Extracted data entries
──────
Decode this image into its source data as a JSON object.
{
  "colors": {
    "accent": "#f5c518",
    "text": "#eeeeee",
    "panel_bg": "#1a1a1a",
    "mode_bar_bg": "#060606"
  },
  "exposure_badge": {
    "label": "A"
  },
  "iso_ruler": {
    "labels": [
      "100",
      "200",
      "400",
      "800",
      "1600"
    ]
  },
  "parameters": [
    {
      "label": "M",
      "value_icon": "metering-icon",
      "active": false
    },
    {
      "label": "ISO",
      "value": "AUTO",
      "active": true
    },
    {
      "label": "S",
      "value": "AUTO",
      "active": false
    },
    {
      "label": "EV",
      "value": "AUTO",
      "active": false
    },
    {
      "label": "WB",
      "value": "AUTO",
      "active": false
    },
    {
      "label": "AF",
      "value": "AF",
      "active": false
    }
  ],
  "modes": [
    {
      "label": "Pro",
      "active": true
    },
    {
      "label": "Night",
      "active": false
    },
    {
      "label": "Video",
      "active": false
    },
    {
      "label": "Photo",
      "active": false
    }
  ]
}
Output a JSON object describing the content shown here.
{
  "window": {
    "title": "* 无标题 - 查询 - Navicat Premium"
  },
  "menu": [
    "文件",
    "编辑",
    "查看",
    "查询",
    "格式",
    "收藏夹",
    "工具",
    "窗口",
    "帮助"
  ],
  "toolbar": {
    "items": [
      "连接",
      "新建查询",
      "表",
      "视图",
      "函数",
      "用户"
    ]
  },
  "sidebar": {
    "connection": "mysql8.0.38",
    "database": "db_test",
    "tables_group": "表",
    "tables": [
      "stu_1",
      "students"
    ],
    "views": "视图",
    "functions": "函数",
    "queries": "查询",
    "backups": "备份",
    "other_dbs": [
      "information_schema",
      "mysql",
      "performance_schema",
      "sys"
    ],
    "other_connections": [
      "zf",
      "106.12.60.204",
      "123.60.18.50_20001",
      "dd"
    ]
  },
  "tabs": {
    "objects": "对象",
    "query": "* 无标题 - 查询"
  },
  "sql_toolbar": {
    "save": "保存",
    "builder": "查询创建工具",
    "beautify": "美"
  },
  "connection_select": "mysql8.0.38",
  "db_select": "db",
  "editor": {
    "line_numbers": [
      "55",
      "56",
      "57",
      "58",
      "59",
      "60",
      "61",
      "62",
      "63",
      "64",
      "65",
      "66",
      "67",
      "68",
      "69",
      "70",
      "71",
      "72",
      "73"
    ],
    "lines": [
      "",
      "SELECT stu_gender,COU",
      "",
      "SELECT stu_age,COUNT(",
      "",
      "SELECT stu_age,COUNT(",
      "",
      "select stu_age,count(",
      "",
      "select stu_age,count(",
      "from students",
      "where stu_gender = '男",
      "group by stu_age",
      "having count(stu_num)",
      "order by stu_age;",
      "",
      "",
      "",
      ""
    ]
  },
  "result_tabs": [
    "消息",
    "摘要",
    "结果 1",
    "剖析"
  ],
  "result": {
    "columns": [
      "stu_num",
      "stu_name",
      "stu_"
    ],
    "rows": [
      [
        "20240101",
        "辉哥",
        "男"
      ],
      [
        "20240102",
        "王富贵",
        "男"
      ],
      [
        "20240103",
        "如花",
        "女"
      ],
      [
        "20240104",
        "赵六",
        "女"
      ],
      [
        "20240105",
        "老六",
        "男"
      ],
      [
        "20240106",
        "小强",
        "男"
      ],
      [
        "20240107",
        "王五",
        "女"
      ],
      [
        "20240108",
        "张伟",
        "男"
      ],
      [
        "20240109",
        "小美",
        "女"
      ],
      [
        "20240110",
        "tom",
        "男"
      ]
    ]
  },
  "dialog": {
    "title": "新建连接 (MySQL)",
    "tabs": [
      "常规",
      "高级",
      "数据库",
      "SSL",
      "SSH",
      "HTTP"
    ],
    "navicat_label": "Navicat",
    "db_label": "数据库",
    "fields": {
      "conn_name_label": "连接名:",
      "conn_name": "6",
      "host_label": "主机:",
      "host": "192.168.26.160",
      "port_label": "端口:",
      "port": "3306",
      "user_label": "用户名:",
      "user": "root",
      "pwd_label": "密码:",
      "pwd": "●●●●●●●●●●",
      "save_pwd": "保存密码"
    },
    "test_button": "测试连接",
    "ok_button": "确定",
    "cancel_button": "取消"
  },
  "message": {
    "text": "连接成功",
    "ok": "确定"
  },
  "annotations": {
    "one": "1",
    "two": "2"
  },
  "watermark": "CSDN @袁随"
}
──────
WRITTEN INSTRUCTION:
All of the records must be retyped exactly as they are.

WRITTEN SOLUTION:
Decode this image into its source data as a JSON object.
{
  "colors": {
    "accent": "#f5c518",
    "text": "#eeeeee",
    "panel_bg": "#1a1a1a",
    "mode_bar_bg": "#060606"
  },
  "exposure_badge": {
    "label": "A"
  },
  "iso_ruler": {
    "labels": [
      "100",
      "200",
      "400",
      "800",
      "1600"
    ]
  },
  "parameters": [
    {
      "label": "M",
      "value_icon": "metering-icon",
      "active": false
    },
    {
      "label": "ISO",
      "value": "AUTO",
      "active": true
    },
    {
      "label": "S",
      "value": "AUTO",
      "active": false
    },
    {
      "label": "EV",
      "value": "AUTO",
      "active": false
    },
    {
      "label": "WB",
      "value": "AUTO",
      "active": false
    },
    {
      "label": "AF",
      "value": "AF",
      "active": false
    }
  ],
  "modes": [
    {
      "label": "Pro",
      "active": true
    },
    {
      "label": "Night",
      "active": false
    },
    {
      "label": "Video",
      "active": false
    },
    {
      "label": "Photo",
      "active": false
    }
  ]
}
Output a JSON object describing the content shown here.
{
  "window": {
    "title": "* 无标题 - 查询 - Navicat Premium"
  },
  "menu": [
    "文件",
    "编辑",
    "查看",
    "查询",
    "格式",
    "收藏夹",
    "工具",
    "窗口",
    "帮助"
  ],
  "toolbar": {
    "items": [
      "连接",
      "新建查询",
      "表",
      "视图",
      "函数",
      "用户"
    ]
  },
  "sidebar": {
    "connection": "mysql8.0.38",
    "database": "db_test",
    "tables_group": "表",
    "tables": [
      "stu_1",
      "students"
    ],
    "views": "视图",
    "functions": "函数",
    "queries": "查询",
    "backups": "备份",
    "other_dbs": [
      "information_schema",
      "mysql",
      "performance_schema",
      "sys"
    ],
    "other_connections": [
      "zf",
      "106.12.60.204",
      "123.60.18.50_20001",
      "dd"
    ]
  },
  "tabs": {
    "objects": "对象",
    "query": "* 无标题 - 查询"
  },
  "sql_toolbar": {
    "save": "保存",
    "builder": "查询创建工具",
    "beautify": "美"
  },
  "connection_select": "mysql8.0.38",
  "db_select": "db",
  "editor": {
    "line_numbers": [
      "55",
      "56",
      "57",
      "58",
      "59",
      "60",
      "61",
      "62",
      "63",
      "64",
      "65",
      "66",
      "67",
      "68",
      "69",
      "70",
      "71",
      "72",
      "73"
    ],
    "lines": [
      "",
      "SELECT stu_gender,COU",
      "",
      "SELECT stu_age,COUNT(",
      "",
      "SELECT stu_age,COUNT(",
      "",
      "select stu_age,count(",
      "",
      "select stu_age,count(",
      "from students",
      "where stu_gender = '男",
      "group by stu_age",
      "having count(stu_num)",
      "order by stu_age;",
      "",
      "",
      "",
      ""
    ]
  },
  "result_tabs": [
    "消息",
    "摘要",
    "结果 1",
    "剖析"
  ],
  "result": {
    "columns": [
      "stu_num",
      "stu_name",
      "stu_"
    ],
    "rows": [
      [
        "20240101",
        "辉哥",
        "男"
      ],
      [
        "20240102",
        "王富贵",
        "男"
      ],
      [
        "20240103",
        "如花",
        "女"
      ],
      [
        "20240104",
        "赵六",
        "女"
      ],
      [
        "20240105",
        "老六",
        "男"
      ],
      [
        "20240106",
        "小强",
        "男"
      ],
      [
        "20240107",
        "王五",
        "女"
      ],
      [
        "20240108",
        "张伟",
        "男"
      ],
      [
        "20240109",
        "小美",
        "女"
      ],
      [
        "20240110",
        "tom",
        "男"
      ]
    ]
  },
  "dialog": {
    "title": "新建连接 (MySQL)",
    "tabs": [
      "常规",
      "高级",
      "数据库",
      "SSL",
      "SSH",
      "HTTP"
    ],
    "navicat_label": "Navicat",
    "db_label": "数据库",
    "fields": {
      "conn_name_label": "连接名:",
      "conn_name": "6",
      "host_label": "主机:",
      "host": "192.168.26.160",
      "port_label": "端口:",
      "port": "3306",
      "user_label": "用户名:",
      "user": "root",
      "pwd_label": "密码:",
      "pwd": "●●●●●●●●●●",
      "save_pwd": "保存密码"
    },
    "test_button": "测试连接",
    "ok_button": "确定",
    "cancel_button": "取消"
  },
  "message": {
    "text": "连接成功",
    "ok": "确定"
  },
  "annotations": {
    "one": "1",
    "two": "2"
  },
  "watermark": "CSDN @袁随"
}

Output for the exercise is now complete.